Task statement: Below are some records; give them all again exactly, but not the pictures.

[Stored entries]
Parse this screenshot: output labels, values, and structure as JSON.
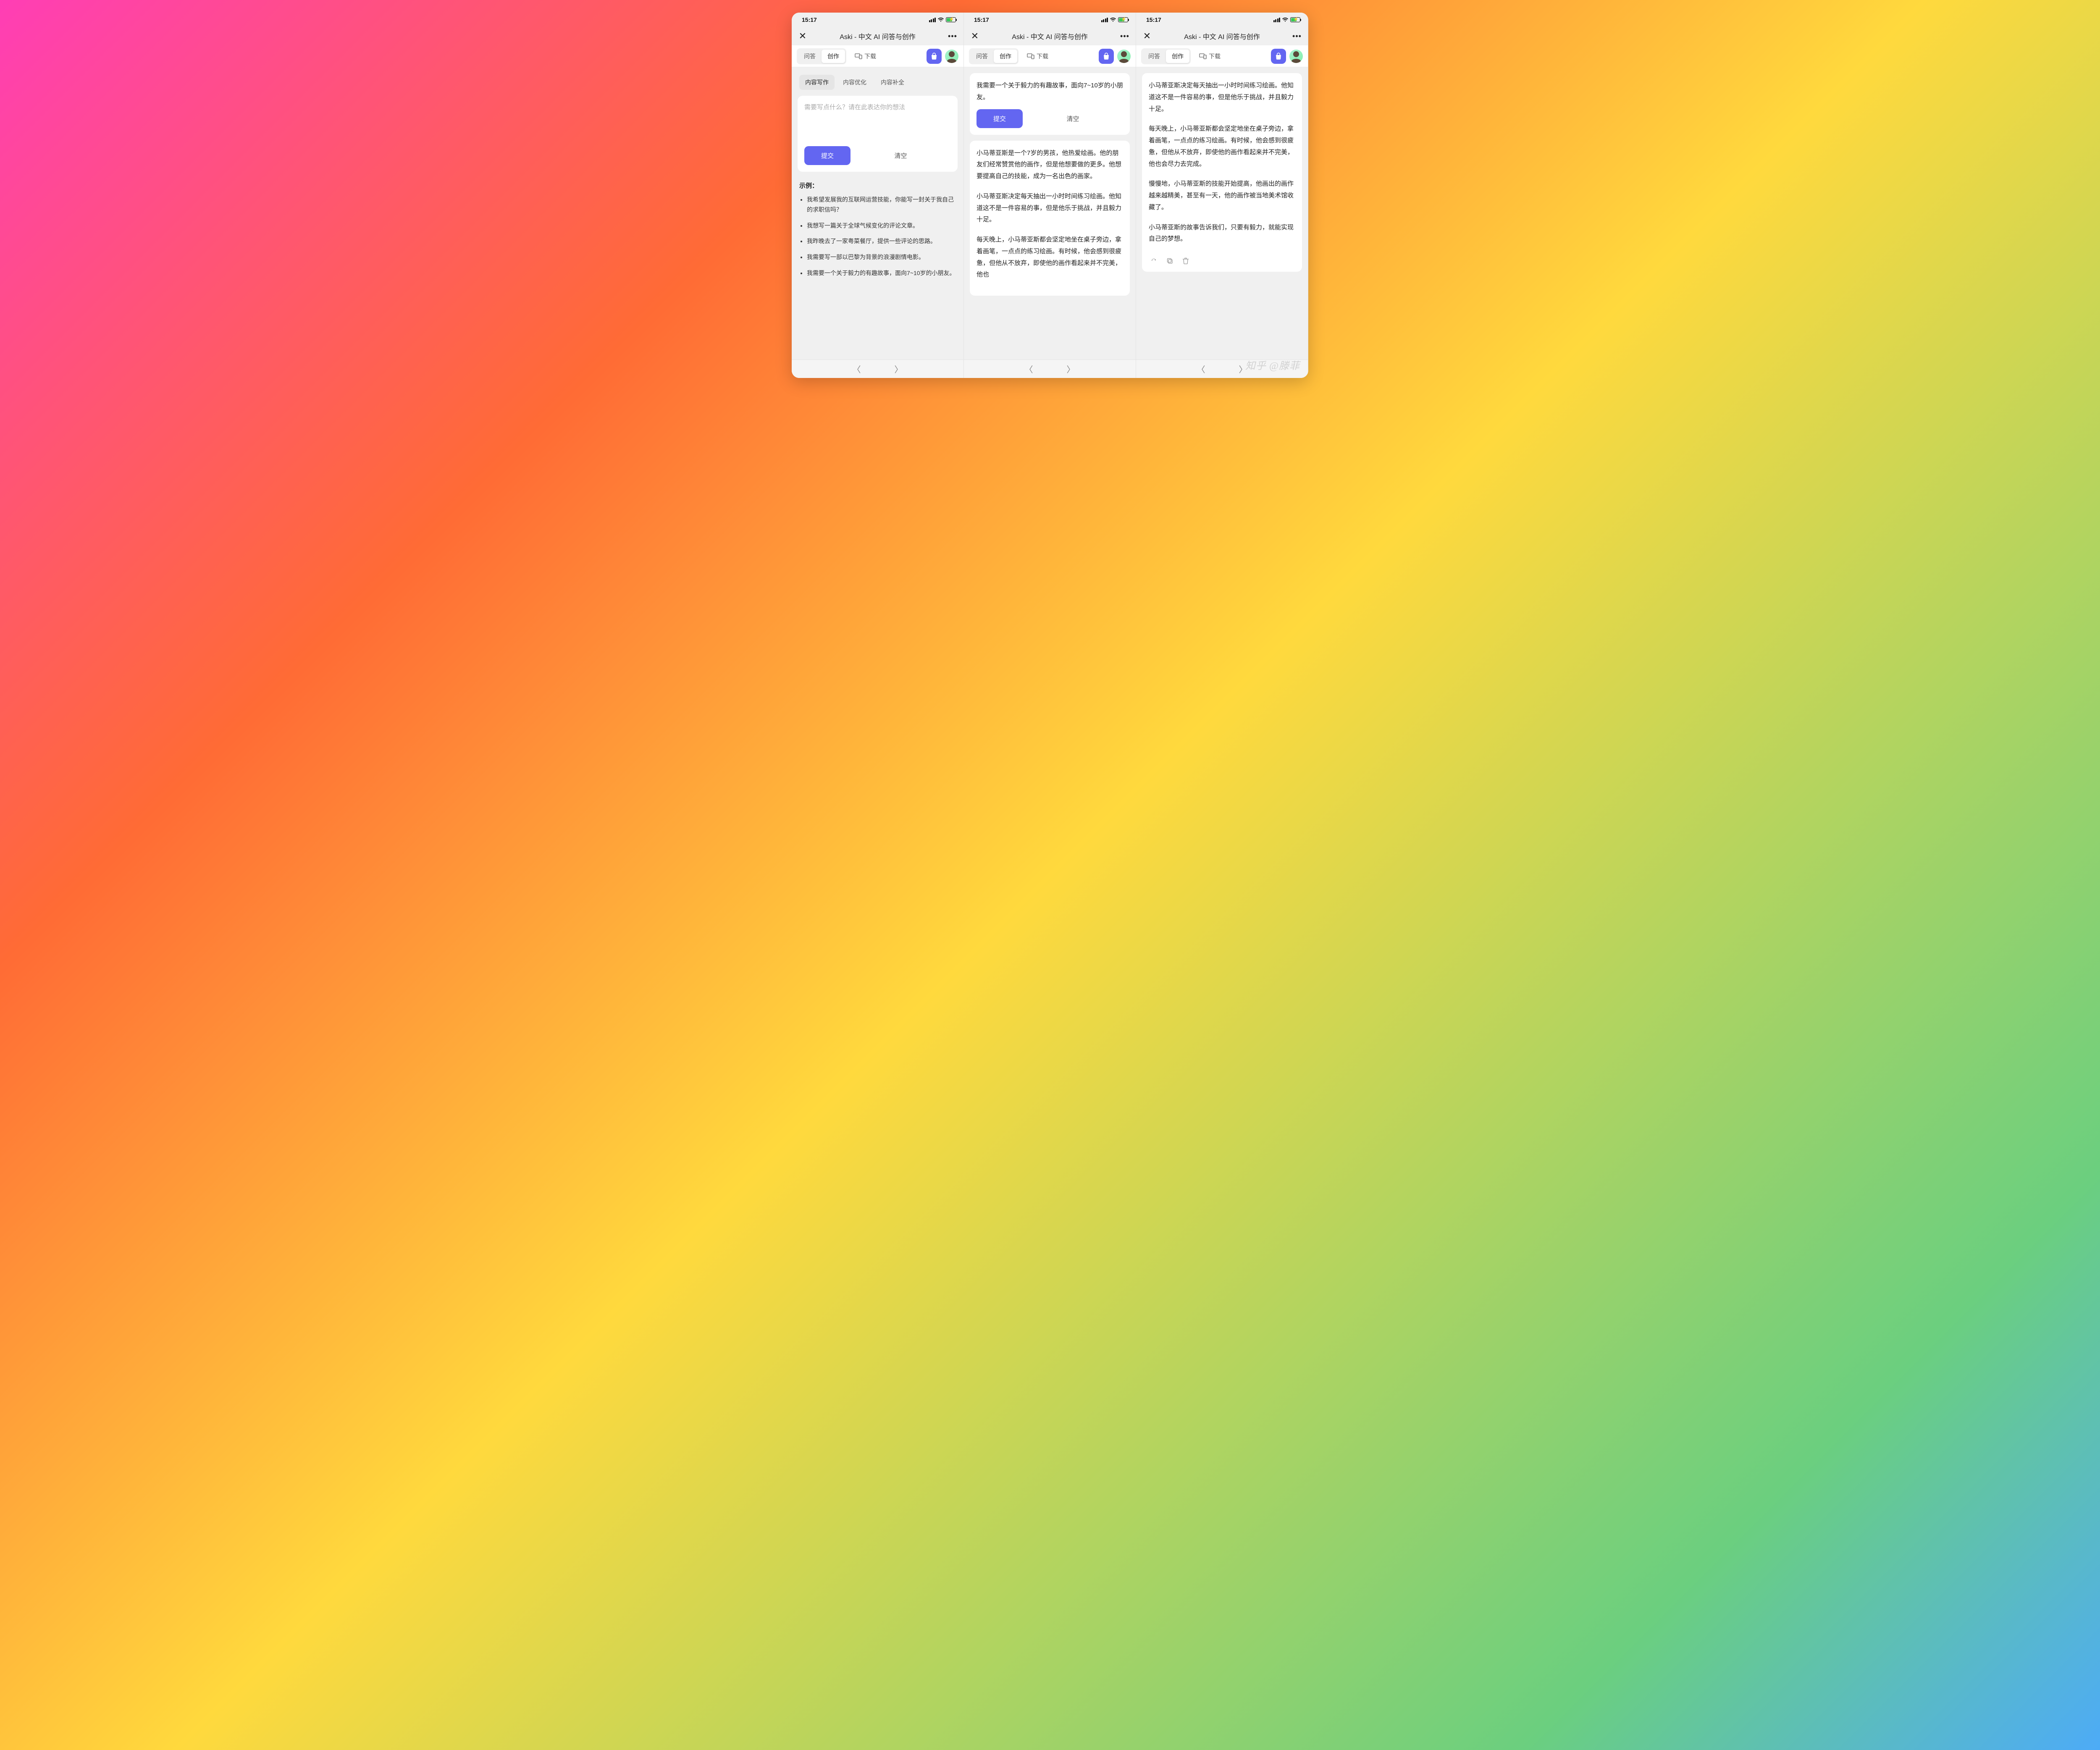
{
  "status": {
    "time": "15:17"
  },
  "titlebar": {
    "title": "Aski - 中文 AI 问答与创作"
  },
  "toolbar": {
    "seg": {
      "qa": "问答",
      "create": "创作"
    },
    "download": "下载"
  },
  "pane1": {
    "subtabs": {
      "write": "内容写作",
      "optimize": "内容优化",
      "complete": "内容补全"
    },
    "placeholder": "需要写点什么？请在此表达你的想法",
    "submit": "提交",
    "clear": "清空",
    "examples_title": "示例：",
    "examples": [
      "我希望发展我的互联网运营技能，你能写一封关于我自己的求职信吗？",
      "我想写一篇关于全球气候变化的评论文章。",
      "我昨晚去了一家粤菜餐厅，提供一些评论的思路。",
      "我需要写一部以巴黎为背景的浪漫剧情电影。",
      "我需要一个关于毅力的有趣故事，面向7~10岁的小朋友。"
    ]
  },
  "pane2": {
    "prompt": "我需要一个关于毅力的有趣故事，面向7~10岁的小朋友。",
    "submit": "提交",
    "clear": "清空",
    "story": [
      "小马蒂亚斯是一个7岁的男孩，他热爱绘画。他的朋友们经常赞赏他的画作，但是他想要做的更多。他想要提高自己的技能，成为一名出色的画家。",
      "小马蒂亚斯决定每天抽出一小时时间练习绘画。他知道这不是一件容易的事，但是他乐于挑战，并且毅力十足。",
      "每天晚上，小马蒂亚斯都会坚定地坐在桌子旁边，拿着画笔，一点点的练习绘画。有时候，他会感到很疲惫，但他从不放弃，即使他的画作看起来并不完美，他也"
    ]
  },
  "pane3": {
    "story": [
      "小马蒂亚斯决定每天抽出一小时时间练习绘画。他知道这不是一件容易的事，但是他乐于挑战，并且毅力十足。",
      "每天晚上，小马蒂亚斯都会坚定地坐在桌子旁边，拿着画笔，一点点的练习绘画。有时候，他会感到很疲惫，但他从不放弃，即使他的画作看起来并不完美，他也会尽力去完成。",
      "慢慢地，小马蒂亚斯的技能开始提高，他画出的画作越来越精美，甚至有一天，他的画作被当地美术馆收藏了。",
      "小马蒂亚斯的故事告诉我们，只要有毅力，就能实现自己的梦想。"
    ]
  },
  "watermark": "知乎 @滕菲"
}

Full output:
Parse this screenshot: output labels, values, and structure as JSON.
{
  "status": {
    "time": "15:17"
  },
  "titlebar": {
    "title": "Aski - 中文 AI 问答与创作"
  },
  "toolbar": {
    "seg": {
      "qa": "问答",
      "create": "创作"
    },
    "download": "下载"
  },
  "pane1": {
    "subtabs": {
      "write": "内容写作",
      "optimize": "内容优化",
      "complete": "内容补全"
    },
    "placeholder": "需要写点什么？请在此表达你的想法",
    "submit": "提交",
    "clear": "清空",
    "examples_title": "示例：",
    "examples": [
      "我希望发展我的互联网运营技能，你能写一封关于我自己的求职信吗？",
      "我想写一篇关于全球气候变化的评论文章。",
      "我昨晚去了一家粤菜餐厅，提供一些评论的思路。",
      "我需要写一部以巴黎为背景的浪漫剧情电影。",
      "我需要一个关于毅力的有趣故事，面向7~10岁的小朋友。"
    ]
  },
  "pane2": {
    "prompt": "我需要一个关于毅力的有趣故事，面向7~10岁的小朋友。",
    "submit": "提交",
    "clear": "清空",
    "story": [
      "小马蒂亚斯是一个7岁的男孩，他热爱绘画。他的朋友们经常赞赏他的画作，但是他想要做的更多。他想要提高自己的技能，成为一名出色的画家。",
      "小马蒂亚斯决定每天抽出一小时时间练习绘画。他知道这不是一件容易的事，但是他乐于挑战，并且毅力十足。",
      "每天晚上，小马蒂亚斯都会坚定地坐在桌子旁边，拿着画笔，一点点的练习绘画。有时候，他会感到很疲惫，但他从不放弃，即使他的画作看起来并不完美，他也"
    ]
  },
  "pane3": {
    "story": [
      "小马蒂亚斯决定每天抽出一小时时间练习绘画。他知道这不是一件容易的事，但是他乐于挑战，并且毅力十足。",
      "每天晚上，小马蒂亚斯都会坚定地坐在桌子旁边，拿着画笔，一点点的练习绘画。有时候，他会感到很疲惫，但他从不放弃，即使他的画作看起来并不完美，他也会尽力去完成。",
      "慢慢地，小马蒂亚斯的技能开始提高，他画出的画作越来越精美，甚至有一天，他的画作被当地美术馆收藏了。",
      "小马蒂亚斯的故事告诉我们，只要有毅力，就能实现自己的梦想。"
    ]
  },
  "watermark": "知乎 @滕菲"
}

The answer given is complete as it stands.